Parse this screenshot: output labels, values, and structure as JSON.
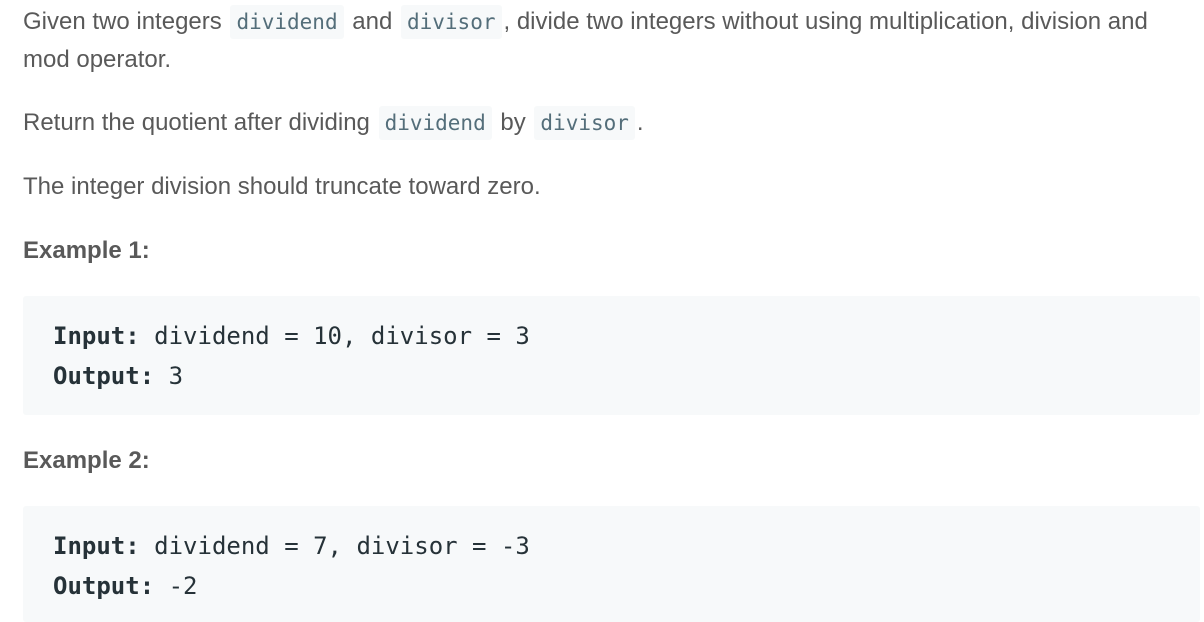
{
  "intro": {
    "t1": "Given two integers ",
    "c1": "dividend",
    "t2": " and ",
    "c2": "divisor",
    "t3": ", divide two integers without using multiplication, division and mod operator."
  },
  "return_line": {
    "t1": "Return the quotient after dividing ",
    "c1": "dividend",
    "t2": " by ",
    "c2": "divisor",
    "t3": "."
  },
  "truncate_line": "The integer division should truncate toward zero.",
  "examples": [
    {
      "title": "Example 1:",
      "input_label": "Input:",
      "input_value": " dividend = 10, divisor = 3",
      "output_label": "Output:",
      "output_value": " 3"
    },
    {
      "title": "Example 2:",
      "input_label": "Input:",
      "input_value": " dividend = 7, divisor = -3",
      "output_label": "Output:",
      "output_value": " -2"
    }
  ]
}
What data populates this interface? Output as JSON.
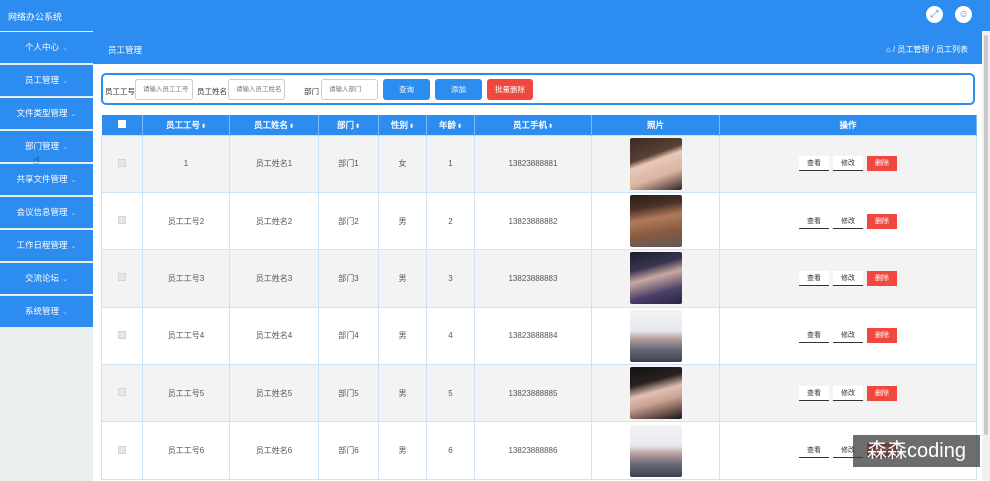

→ Aim of the task
Write out the full listing verbatim, excluding its pictures.

→ Completed exercise
Parse this screenshot: output labels, values, and structure as JSON.
{
  "intro": {
    "t1": "Given two integers ",
    "c1": "dividend",
    "t2": " and ",
    "c2": "divisor",
    "t3": ", divide two integers without using multiplication, division and mod operator."
  },
  "return_line": {
    "t1": "Return the quotient after dividing ",
    "c1": "dividend",
    "t2": " by ",
    "c2": "divisor",
    "t3": "."
  },
  "truncate_line": "The integer division should truncate toward zero.",
  "examples": [
    {
      "title": "Example 1:",
      "input_label": "Input:",
      "input_value": " dividend = 10, divisor = 3",
      "output_label": "Output:",
      "output_value": " 3"
    },
    {
      "title": "Example 2:",
      "input_label": "Input:",
      "input_value": " dividend = 7, divisor = -3",
      "output_label": "Output:",
      "output_value": " -2"
    }
  ]
}
What data populates this interface? Output as JSON.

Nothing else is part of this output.